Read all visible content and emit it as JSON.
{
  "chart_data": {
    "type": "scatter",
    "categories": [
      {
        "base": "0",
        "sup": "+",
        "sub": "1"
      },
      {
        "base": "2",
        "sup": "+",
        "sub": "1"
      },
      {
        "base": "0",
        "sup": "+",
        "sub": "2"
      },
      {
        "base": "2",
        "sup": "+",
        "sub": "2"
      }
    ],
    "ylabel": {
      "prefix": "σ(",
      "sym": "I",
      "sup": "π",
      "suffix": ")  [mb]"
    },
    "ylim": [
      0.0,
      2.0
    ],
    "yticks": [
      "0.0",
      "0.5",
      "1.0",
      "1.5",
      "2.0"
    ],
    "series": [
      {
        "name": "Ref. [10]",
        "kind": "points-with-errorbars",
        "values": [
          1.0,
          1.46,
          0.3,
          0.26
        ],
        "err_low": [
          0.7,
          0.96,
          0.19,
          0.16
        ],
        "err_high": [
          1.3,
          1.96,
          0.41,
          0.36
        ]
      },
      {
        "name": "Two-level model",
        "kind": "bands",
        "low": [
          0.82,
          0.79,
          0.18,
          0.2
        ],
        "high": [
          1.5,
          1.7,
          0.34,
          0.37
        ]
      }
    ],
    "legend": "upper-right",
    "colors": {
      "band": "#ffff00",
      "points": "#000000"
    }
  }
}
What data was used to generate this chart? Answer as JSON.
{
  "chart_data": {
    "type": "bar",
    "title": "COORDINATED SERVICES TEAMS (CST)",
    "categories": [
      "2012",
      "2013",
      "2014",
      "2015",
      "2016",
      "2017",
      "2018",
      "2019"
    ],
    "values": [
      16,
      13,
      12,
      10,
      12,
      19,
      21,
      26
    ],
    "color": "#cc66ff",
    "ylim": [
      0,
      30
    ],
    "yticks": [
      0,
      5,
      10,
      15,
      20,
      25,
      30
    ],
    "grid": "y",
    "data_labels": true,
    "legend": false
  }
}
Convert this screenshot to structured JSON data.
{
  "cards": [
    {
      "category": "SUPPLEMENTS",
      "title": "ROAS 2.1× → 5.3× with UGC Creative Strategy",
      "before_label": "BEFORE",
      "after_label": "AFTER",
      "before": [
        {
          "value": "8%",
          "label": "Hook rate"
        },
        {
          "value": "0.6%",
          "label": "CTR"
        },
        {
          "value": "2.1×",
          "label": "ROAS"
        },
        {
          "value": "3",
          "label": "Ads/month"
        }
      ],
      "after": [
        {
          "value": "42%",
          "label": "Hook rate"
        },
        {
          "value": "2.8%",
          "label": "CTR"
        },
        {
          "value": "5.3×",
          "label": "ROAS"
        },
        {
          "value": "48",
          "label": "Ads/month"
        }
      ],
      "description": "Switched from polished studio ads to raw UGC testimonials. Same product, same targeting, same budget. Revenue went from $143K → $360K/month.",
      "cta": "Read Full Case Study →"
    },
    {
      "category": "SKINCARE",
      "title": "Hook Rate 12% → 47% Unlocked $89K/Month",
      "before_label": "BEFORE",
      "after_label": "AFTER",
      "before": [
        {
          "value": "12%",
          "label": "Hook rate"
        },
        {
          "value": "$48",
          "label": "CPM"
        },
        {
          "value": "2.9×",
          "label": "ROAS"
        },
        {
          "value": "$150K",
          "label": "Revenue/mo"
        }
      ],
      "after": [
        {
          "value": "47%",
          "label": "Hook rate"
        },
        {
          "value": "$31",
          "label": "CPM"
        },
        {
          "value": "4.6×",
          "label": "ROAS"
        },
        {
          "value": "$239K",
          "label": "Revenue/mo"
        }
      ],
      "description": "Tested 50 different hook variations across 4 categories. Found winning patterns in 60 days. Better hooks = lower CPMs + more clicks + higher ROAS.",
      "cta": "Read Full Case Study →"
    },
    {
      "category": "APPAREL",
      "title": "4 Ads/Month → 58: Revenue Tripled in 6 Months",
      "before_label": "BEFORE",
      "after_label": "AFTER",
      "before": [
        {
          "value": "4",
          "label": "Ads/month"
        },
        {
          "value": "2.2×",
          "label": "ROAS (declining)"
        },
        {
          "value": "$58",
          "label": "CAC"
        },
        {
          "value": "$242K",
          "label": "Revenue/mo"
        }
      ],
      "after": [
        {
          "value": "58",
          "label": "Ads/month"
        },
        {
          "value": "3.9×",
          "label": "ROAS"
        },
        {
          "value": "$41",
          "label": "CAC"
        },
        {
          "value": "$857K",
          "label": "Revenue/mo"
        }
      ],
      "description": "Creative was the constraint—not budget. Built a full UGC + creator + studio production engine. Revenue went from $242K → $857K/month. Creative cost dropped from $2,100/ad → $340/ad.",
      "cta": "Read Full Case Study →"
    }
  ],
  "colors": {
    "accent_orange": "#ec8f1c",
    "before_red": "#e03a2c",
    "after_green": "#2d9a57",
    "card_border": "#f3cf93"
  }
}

→ WHAT IS EXPECTED
In the listing above, find each line with the word "studio" and copy it.

→ ANSWER TO THIS TASK
      "description": "Switched from polished studio ads to raw UGC testimonials. Same product, same targeting, same budget. Revenue went from $143K → $360K/month.",
      "description": "Creative was the constraint—not budget. Built a full UGC + creator + studio production engine. Revenue went from $242K → $857K/month. Creative cost dropped from $2,100/ad → $340/ad.",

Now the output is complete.